Dataset entries on figures

====

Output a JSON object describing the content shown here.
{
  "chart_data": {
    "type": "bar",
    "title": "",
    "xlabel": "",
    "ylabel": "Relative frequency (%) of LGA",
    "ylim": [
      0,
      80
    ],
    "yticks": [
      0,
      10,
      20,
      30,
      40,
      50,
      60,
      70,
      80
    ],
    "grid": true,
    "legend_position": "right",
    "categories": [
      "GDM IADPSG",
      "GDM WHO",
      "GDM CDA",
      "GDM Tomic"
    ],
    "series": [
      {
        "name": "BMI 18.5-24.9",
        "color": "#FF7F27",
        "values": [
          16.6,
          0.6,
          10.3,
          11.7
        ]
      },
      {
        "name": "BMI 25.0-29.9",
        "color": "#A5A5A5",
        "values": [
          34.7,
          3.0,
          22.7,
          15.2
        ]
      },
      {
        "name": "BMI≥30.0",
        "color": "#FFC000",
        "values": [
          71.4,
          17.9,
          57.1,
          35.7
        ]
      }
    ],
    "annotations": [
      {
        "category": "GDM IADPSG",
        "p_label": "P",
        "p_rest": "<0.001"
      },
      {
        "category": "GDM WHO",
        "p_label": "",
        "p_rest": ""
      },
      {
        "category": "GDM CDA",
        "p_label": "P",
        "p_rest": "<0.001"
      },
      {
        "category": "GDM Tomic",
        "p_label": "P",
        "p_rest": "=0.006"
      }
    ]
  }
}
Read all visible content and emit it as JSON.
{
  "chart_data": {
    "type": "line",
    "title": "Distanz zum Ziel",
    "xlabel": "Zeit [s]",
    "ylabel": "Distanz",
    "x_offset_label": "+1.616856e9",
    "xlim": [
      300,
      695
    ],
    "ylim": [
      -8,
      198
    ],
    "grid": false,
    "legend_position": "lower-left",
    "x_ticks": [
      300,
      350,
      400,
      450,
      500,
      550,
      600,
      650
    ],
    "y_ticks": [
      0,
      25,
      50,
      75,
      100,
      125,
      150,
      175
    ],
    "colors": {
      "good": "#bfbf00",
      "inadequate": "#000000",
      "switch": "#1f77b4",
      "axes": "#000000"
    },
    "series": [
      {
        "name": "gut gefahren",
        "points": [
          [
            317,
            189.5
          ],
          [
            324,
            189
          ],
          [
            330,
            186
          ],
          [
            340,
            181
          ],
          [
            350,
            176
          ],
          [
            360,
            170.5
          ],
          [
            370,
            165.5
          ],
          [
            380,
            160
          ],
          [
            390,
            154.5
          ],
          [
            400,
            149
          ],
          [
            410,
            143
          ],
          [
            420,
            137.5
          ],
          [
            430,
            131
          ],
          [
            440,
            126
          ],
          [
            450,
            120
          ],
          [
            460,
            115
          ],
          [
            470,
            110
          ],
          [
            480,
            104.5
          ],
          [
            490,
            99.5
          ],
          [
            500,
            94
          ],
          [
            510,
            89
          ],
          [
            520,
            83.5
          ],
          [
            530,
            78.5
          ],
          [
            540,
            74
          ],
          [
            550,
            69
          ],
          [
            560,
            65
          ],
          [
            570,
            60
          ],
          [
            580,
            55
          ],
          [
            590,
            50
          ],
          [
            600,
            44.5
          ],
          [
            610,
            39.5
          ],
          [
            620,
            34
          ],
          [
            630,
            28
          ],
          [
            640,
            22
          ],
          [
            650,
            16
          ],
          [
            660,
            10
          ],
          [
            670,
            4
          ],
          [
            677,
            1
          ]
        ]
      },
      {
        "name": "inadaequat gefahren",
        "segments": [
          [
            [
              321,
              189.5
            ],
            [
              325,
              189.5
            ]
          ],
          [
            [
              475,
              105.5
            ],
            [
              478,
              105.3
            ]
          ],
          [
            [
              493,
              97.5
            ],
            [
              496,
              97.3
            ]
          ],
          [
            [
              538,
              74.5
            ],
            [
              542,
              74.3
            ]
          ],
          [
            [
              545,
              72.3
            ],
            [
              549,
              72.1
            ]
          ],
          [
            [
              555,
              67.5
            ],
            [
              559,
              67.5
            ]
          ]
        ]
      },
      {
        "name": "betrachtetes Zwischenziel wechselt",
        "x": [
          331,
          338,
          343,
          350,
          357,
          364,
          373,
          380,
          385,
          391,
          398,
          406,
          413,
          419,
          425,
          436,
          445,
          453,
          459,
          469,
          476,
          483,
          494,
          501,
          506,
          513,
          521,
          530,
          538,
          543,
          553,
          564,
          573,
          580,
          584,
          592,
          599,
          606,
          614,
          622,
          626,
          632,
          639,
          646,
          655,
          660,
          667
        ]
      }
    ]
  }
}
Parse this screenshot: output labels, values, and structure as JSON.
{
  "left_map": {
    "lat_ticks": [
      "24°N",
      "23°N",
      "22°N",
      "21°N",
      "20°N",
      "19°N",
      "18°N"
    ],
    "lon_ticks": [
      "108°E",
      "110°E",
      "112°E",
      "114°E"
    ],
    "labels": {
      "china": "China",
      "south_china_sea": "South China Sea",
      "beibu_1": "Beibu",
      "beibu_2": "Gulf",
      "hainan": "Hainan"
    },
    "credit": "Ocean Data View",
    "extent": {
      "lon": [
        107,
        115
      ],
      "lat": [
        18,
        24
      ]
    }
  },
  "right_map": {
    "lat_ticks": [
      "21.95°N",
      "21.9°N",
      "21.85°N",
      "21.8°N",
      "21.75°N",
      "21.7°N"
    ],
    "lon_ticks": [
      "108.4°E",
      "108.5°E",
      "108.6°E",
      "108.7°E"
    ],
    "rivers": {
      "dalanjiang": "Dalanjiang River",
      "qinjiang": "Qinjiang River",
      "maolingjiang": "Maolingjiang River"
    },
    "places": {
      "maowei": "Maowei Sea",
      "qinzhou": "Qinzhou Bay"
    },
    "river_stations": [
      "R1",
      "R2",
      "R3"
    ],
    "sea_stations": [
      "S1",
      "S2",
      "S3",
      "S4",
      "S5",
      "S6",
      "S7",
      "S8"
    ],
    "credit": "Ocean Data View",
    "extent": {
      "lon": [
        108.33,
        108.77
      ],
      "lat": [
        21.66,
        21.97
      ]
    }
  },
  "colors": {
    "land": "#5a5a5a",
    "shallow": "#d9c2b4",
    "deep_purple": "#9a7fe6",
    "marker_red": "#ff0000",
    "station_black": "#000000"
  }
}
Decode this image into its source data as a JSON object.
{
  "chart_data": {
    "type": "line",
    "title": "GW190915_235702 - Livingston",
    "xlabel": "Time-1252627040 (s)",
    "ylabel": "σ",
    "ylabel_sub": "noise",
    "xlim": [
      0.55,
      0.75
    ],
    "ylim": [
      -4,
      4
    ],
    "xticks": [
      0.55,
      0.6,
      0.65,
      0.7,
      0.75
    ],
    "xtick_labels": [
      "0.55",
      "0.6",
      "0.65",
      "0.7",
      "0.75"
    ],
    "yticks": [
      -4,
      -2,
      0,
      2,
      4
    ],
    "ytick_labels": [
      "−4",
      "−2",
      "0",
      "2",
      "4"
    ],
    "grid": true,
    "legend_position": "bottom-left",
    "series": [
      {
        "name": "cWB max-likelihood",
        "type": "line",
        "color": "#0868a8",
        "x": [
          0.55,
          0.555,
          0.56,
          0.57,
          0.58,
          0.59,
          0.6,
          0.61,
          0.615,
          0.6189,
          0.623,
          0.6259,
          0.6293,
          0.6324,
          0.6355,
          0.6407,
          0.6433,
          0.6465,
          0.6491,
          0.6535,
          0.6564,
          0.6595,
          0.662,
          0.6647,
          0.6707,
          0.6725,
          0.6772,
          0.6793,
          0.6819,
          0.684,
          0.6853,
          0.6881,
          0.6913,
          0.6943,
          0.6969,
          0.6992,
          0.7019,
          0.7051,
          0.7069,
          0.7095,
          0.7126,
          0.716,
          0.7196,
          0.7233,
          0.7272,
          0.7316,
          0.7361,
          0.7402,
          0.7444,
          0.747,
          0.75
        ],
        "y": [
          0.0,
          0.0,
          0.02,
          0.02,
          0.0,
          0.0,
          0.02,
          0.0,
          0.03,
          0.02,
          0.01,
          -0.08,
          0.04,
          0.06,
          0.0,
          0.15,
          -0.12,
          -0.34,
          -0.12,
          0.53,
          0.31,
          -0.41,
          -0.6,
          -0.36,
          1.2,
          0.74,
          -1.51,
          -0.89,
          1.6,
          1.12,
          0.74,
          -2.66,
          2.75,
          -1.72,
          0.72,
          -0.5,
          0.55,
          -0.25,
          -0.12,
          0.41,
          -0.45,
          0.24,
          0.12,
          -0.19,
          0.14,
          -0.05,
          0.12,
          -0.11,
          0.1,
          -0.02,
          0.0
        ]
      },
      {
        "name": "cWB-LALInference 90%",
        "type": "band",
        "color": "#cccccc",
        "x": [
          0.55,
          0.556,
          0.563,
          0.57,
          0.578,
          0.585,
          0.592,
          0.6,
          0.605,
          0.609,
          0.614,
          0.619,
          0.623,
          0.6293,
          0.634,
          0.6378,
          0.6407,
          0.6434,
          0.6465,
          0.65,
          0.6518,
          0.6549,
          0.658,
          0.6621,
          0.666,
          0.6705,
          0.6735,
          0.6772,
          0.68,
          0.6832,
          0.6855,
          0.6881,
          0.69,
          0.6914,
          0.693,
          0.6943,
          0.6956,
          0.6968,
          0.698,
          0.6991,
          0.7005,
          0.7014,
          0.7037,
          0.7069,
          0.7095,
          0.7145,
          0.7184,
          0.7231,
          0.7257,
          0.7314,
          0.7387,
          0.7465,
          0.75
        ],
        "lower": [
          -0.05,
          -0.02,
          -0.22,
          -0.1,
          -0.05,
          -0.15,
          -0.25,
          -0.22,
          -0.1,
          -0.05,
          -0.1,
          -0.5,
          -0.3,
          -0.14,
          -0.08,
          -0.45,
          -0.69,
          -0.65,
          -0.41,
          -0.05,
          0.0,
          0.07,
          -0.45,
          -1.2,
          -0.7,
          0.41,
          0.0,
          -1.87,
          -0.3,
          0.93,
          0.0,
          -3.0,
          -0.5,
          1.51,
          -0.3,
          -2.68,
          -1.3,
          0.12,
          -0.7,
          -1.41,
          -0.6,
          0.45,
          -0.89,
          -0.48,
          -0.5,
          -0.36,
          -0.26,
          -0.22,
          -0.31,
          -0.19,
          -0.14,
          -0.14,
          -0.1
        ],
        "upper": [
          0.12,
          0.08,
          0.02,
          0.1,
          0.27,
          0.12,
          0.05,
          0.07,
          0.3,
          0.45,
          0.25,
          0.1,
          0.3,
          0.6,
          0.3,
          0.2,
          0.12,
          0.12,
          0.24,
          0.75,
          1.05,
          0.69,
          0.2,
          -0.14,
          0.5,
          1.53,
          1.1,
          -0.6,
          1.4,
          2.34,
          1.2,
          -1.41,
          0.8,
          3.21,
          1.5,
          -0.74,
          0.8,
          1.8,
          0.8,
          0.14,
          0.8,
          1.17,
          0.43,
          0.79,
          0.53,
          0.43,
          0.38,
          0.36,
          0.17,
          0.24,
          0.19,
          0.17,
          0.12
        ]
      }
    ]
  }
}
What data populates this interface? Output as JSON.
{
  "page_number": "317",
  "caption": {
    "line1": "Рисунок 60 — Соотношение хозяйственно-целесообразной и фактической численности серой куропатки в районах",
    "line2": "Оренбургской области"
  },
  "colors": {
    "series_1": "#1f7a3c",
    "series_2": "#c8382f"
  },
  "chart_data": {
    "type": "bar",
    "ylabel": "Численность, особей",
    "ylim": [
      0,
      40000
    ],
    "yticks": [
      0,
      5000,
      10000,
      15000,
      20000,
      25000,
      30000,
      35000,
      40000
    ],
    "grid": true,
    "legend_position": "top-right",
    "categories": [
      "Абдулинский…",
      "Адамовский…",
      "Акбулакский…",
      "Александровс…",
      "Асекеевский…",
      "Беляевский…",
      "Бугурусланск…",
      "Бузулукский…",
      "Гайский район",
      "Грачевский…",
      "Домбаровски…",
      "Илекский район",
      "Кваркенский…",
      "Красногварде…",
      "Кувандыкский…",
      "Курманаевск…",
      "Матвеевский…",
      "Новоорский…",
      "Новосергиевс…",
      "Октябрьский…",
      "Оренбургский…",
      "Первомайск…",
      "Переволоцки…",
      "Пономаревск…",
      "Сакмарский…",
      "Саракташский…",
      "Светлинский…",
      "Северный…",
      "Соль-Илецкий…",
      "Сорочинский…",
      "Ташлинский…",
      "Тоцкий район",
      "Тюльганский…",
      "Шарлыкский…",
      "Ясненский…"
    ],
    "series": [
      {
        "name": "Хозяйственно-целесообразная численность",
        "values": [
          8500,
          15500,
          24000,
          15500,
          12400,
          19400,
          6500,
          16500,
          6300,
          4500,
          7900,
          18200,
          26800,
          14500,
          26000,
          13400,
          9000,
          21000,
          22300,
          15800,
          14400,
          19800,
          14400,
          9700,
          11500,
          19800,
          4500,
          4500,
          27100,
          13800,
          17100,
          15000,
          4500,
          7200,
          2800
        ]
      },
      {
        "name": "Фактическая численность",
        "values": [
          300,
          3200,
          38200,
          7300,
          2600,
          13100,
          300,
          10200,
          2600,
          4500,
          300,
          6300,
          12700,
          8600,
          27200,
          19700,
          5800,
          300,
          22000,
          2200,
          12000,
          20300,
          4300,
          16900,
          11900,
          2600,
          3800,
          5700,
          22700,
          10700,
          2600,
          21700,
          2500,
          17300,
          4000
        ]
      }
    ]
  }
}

====

Written task:
Using the records above, find and show each line with the string "this".

Exercise output:
Parse this screenshot: output labels, values, and structure as JSON.
Decode this image into its source data as a JSON object.
What data populates this interface? Output as JSON.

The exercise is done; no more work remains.